## RECORDS PROVIDED
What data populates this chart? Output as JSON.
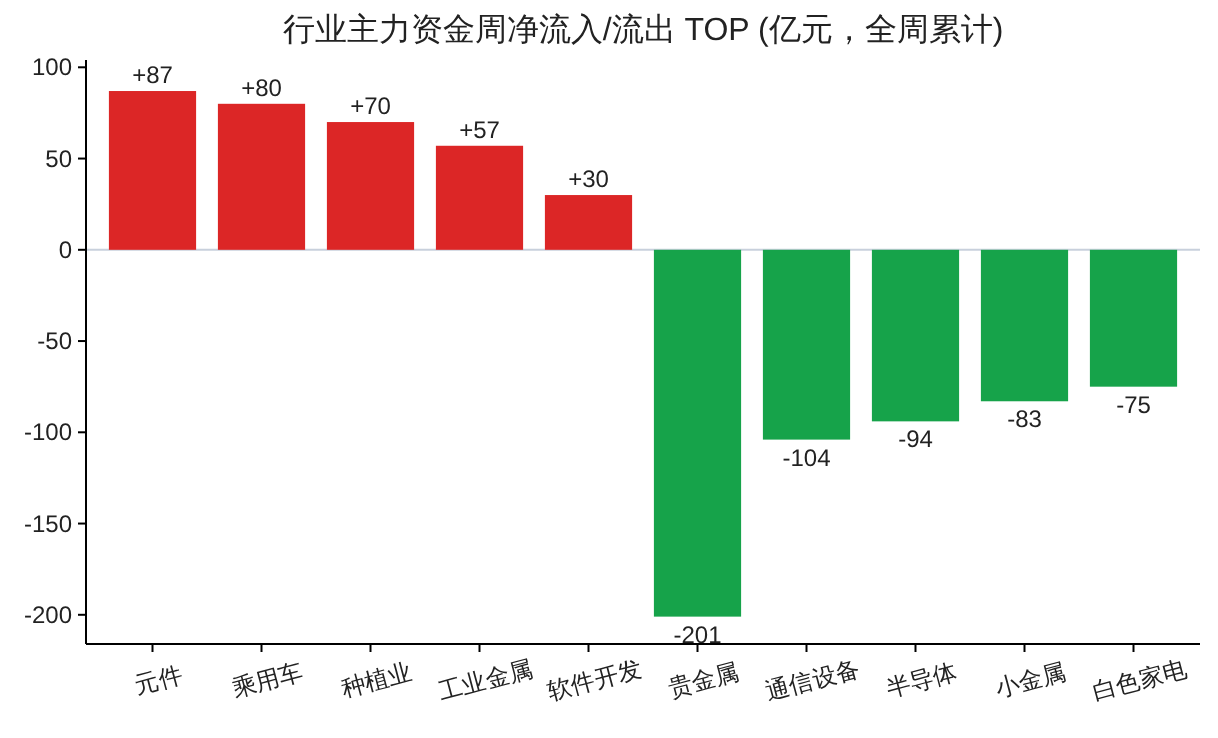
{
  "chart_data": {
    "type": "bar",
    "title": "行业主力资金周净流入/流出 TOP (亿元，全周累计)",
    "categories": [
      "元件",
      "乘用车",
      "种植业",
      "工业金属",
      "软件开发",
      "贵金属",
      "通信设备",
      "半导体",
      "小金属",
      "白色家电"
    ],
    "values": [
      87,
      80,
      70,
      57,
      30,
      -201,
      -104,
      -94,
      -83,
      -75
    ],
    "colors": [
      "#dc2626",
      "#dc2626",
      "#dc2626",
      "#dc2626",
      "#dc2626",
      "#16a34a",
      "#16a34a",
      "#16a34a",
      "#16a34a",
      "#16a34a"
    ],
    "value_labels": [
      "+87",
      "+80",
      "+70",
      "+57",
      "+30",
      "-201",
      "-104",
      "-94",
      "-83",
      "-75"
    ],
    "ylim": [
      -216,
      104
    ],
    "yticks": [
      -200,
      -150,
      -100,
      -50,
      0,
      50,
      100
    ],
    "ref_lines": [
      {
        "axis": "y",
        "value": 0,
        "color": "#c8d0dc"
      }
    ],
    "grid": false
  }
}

## INSTRUCTIONS TO FOLLOW
Reproduce the data verbatim. Do not carry any picture into the copy.

## PROBLEM SOLUTION
What data populates this chart? Output as JSON.
{
  "chart_data": {
    "type": "bar",
    "title": "行业主力资金周净流入/流出 TOP (亿元，全周累计)",
    "categories": [
      "元件",
      "乘用车",
      "种植业",
      "工业金属",
      "软件开发",
      "贵金属",
      "通信设备",
      "半导体",
      "小金属",
      "白色家电"
    ],
    "values": [
      87,
      80,
      70,
      57,
      30,
      -201,
      -104,
      -94,
      -83,
      -75
    ],
    "colors": [
      "#dc2626",
      "#dc2626",
      "#dc2626",
      "#dc2626",
      "#dc2626",
      "#16a34a",
      "#16a34a",
      "#16a34a",
      "#16a34a",
      "#16a34a"
    ],
    "value_labels": [
      "+87",
      "+80",
      "+70",
      "+57",
      "+30",
      "-201",
      "-104",
      "-94",
      "-83",
      "-75"
    ],
    "ylim": [
      -216,
      104
    ],
    "yticks": [
      -200,
      -150,
      -100,
      -50,
      0,
      50,
      100
    ],
    "ref_lines": [
      {
        "axis": "y",
        "value": 0,
        "color": "#c8d0dc"
      }
    ],
    "grid": false
  }
}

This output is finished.